Many questions require the use of library resources without demanding professional expertise. Some users are unable or unwilling to find information for themselves. They dislike catalogues, avoid encyclopedias, and cannot perform the simplest search on Internet.
We define a search for facts as basic if it requires a single consultation of a basic source like Britannica or Google (information found on page one, among the first ten hits). A search for specific documents is basic if it requires a single search in the public library catalogue or from a standard web portal.
As people become more familiar with the web, they learn to handle basic reference queries on their own. Many experienced searchers believe this is happening already. The visible decline in reference demand must be caused by the web. Information literacy make users independent. In the future, we suspect, people will only ask for help if they are beginners or if they face really difficult questions. The middle range of demand tends to disappear.
Professional work is specialised. Professions demand special skills and training. These are usually acquired through accredited programs of study.
We define professional reference as questions that require more than routine use of basic library resources. They must also draw on the skills, the knowledge and the judgment provided by a library education. Some typical reference tasks are illustrated in Table D.
We would normally classify a search as demanding if the average searcher must consult several different standard sources, speak with colleagues or subject experts, apply specialized search tools or refer the question to institutions outside the library. We consider even simple subject searches to be professional reference work, since the results must be adapted to the specific needs and abilities of the user.
Defining these tasks as professional does not mean that only librarians can undertake such work. Experienced library assistants can have advanced reference skills. Nor does it mean that all librarians are, necessarily, well qualified for such tasks. But these are the kind of skills a good library education will provide. They illustrate the level of expertise we would expect from a professional librarian.
The cost is too high and the benefit too uncertain for libraries to initiate massive data collection on all activities and services. We already have decent data on loans and on library visits. Reference is a natural third.
Inquiries emerge from the world of the user - but are processed in the world of the librarian. In order to manage the flow of questions we need good categories and sorting procedures inside the libraries. In order to satisfy the users, we need much more information on the queries themselves, on the user profiles, and on their use of the answers.
In the field of lending we are swamped by data. In the field of reference we are starved. Our public library statistics give information on loans to adult and loans to children. We distinguish between fiction and non-fiction. We provide separate data on music, on spoken phonograms, on videos and on CD-roms. We lump, I admit, musical notes, photographs, microforms, multimedia sets, graphics and dias series into one category. But the total is counted. And we do this every year for every single municipal library in Norway.
| Lending | Reference | |
| Collection system | continuous | sample weeks (2) |
| Data on sub-categories | yes | no |
| Data published | yes | no (web only) |
| Data used by management | yes | rarely |
| Data used by politicians | yes | no |
Source: Statens bibliotektilsyn (Norwegian Directorate for Public Libraries)

=== Supplied records ===
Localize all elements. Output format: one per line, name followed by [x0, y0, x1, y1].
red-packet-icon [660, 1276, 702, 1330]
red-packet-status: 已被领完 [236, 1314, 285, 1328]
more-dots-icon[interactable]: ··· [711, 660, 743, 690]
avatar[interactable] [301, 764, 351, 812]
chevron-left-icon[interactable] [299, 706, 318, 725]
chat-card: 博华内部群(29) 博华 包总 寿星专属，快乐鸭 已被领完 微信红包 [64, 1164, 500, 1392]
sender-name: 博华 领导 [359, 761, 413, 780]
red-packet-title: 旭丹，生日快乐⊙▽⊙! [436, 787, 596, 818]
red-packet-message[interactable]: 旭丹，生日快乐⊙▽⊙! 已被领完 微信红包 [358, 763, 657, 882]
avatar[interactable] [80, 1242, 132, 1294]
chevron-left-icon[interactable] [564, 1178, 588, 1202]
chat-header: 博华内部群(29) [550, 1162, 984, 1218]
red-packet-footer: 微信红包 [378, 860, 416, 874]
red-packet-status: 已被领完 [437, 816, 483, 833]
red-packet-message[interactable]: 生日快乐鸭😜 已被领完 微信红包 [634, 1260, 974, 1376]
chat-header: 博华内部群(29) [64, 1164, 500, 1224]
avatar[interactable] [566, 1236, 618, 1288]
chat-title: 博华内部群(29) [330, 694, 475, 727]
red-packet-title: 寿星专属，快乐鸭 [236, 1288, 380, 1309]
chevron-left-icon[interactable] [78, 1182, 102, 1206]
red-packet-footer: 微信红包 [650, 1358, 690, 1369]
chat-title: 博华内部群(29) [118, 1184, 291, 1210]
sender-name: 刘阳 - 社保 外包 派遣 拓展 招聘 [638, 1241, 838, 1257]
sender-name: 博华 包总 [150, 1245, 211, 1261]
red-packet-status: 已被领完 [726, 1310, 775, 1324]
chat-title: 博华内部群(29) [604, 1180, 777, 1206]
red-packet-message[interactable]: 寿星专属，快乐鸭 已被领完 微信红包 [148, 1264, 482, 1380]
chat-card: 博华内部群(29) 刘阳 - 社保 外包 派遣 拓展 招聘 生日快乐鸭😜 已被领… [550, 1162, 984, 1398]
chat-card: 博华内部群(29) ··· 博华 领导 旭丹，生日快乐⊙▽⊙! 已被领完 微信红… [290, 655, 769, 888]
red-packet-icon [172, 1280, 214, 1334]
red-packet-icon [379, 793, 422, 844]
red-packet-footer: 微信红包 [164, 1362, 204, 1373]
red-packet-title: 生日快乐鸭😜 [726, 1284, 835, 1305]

=== Required tasks ===
a: Answer these about the library reference text:
(i) According to the text, what does a basic search for facts require?
(ii) In the table, how are reference data collected?
(iii) On which two activities does the text say libraries already have decent data?
b: Using the library reference text, explain why even simple subject searches are counted as professional reference work.
c: Continue the library reference text from where it stops.

=== Results for the exercise ===
a:
(i) A single consultation of a basic source like Britannica or Google, with the information found on page one, among the first ten hits.
(ii) Through sample weeks (2).
(iii) Loans and library visits.

b: Even simple subject searches count as professional reference work because their results must be adapted to the specific needs and abilities of the user.

c:
When it comes to reference, the situation is very different. The number of inquiries is, in principle, collected by all public libraries during one typical week in mid-spring and one in mid-autumn. Multiplied by 26 this should give the annual volume of questions.
The national public library authority provides a one-page guide on counting procedures. But they suspect (rightly) that collection standards are highly variable - and thus do not publish the data in printed form. Starting with the year 2000 the data are, however, available on the web.
Reference statistics constitute a poorly developed area of library statistics. Usually, only the number of queries have been counted. Our knowledge about the core of reference work - the actual content of questions and answers - is very limited.
Today, however, the web is transforming reference work. Web technology is reducing the number of questions addressed to libraries. Academic libraries in the United States, which have the most complete time series, report a decline of more than 30% between 1997 and 2001 (ARL). Users are becoming more self-reliant. But e-mail and databases are also used to establish virtual reference services that store, index and reuse transactions. This creates new possibilities for measuring, studying and improving reference work.
We collect statistics in order to compare. We want data that reveal changes between years, differences between libraries and distinctions between countries. But comparative statistics are only meaningful when they are based on shared and meaningful concepts. If statistics of library visits cover both physical and virtual visitors, it is impossible to know what changes in the aggregate mean. If one library counts all queries, say, and another excludes directional questions, we can not compare them.
Pprofound agreement is not necessary, however. In order to get usable statistics, three things are needed:
The only recoqnized indicator that has been established so far is the number of reference questions per inhabitant per year. In the year 2000 4,45 million Norwegians asked 3,5 million questions in public libraries. This gives an annual rate of 0,8 questions per person and year. Is this high or low?
We have only scattered pieces of information from other countries. But data from the United States, Great Britain, Canada, Australia and Norway are consistent: the population at large asks slightly less than one question a year.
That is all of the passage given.